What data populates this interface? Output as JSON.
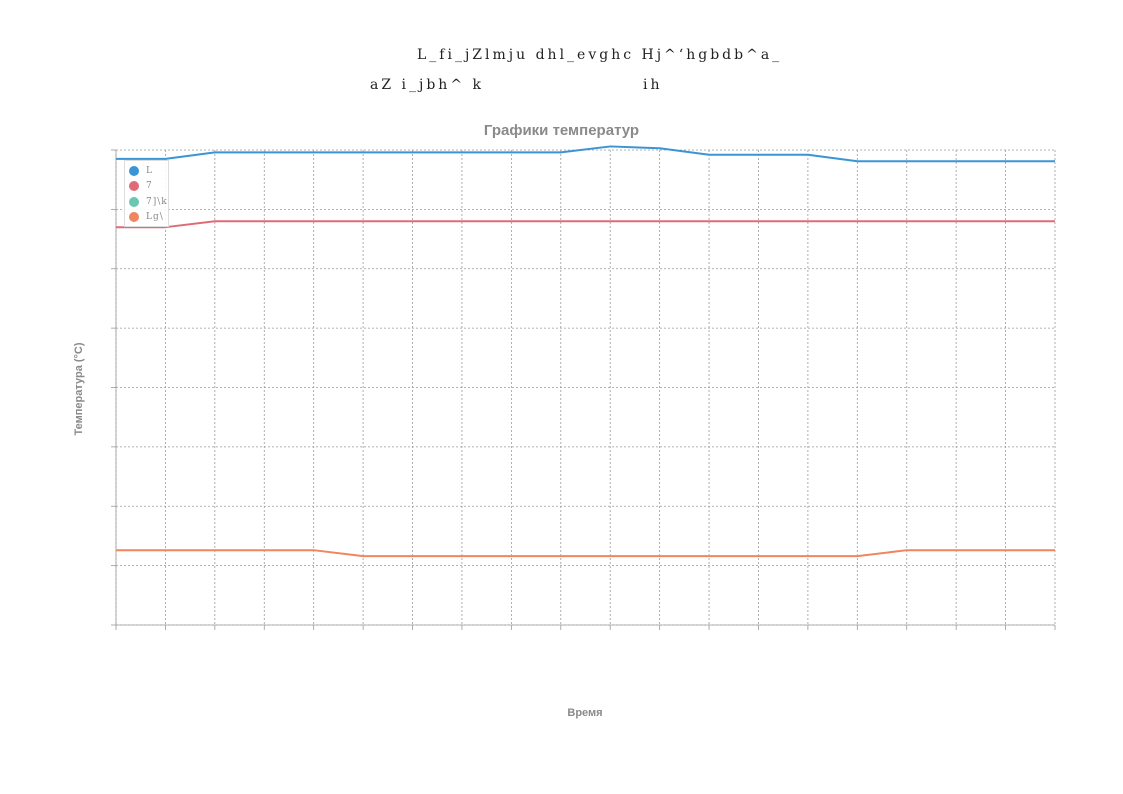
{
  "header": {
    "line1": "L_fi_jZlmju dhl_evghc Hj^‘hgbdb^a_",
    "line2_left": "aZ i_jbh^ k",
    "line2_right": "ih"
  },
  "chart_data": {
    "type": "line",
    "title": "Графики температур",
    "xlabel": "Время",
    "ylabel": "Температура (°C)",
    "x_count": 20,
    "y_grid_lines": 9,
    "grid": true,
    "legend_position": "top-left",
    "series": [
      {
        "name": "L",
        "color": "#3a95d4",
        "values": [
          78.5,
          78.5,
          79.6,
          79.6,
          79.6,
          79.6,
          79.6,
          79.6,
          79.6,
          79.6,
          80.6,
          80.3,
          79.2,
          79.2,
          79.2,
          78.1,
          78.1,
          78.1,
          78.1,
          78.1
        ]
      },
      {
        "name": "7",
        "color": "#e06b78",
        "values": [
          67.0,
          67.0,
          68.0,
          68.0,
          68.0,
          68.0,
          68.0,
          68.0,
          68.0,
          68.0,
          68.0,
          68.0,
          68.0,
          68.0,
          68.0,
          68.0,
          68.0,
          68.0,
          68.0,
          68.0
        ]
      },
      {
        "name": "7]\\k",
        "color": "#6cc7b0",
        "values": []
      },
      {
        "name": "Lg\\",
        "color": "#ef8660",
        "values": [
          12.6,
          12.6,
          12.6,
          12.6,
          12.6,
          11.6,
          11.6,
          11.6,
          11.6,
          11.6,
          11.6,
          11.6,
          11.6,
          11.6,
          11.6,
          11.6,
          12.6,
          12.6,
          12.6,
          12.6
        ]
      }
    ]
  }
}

________________

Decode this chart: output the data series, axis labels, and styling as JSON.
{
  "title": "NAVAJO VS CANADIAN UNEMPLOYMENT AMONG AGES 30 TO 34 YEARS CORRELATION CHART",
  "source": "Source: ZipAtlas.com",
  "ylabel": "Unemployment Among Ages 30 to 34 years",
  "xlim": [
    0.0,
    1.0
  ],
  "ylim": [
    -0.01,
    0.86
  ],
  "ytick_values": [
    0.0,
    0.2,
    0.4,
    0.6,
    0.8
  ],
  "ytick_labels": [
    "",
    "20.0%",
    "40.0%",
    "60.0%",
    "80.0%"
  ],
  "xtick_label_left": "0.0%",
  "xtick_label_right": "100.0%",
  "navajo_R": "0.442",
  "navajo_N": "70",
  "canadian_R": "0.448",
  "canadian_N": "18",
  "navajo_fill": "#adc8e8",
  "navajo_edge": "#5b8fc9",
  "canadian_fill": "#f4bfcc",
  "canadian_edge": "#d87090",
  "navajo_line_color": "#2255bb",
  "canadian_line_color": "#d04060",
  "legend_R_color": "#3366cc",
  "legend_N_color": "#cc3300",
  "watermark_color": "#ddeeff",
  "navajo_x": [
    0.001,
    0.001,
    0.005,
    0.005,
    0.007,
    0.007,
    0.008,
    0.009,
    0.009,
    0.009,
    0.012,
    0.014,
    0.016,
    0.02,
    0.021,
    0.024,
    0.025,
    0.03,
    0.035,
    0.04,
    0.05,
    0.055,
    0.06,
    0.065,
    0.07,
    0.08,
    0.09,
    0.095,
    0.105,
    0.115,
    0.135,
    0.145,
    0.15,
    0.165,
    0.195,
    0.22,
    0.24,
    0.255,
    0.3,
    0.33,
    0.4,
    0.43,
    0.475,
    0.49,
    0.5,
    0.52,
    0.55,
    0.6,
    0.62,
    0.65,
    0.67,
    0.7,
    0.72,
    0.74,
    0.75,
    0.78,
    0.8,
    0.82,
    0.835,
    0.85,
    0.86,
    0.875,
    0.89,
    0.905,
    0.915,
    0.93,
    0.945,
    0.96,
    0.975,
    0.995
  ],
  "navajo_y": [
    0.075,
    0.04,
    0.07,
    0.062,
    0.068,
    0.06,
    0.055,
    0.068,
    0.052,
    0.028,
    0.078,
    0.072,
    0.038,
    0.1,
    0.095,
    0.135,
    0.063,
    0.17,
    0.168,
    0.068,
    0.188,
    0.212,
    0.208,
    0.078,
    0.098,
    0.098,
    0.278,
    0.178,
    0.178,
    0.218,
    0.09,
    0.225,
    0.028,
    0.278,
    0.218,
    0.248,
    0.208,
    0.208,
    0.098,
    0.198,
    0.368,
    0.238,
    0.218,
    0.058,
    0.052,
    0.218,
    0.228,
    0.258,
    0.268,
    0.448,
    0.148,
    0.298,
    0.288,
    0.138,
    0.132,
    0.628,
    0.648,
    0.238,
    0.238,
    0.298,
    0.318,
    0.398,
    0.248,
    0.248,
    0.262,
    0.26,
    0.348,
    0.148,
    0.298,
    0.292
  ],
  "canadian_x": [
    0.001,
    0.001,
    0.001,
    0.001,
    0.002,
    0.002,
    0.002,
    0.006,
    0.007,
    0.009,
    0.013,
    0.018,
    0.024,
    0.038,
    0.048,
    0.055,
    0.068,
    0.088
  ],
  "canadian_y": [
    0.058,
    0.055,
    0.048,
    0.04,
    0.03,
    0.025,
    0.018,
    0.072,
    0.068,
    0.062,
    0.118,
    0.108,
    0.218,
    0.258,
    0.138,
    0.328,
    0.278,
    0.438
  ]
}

________________

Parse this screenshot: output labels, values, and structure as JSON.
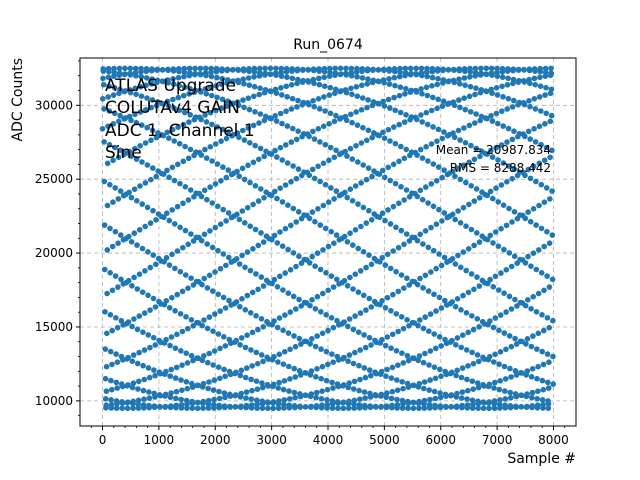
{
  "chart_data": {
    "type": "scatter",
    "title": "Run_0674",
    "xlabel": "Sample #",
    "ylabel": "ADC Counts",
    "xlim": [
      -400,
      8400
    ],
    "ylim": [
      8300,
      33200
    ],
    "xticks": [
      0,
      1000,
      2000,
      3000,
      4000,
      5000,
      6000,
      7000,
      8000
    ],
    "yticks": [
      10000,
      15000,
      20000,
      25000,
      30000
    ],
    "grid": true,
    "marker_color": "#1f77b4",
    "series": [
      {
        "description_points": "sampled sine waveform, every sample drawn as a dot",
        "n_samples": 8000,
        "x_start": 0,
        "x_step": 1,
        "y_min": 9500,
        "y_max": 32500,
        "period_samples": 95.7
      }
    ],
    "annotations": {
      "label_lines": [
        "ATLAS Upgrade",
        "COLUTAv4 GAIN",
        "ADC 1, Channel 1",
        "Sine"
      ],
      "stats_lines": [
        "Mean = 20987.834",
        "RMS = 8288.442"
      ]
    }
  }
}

________________

**GOAL**
The required output is the number of lines containing the word "JSON", and nothing besides.

**CORRECT ANSWER**
3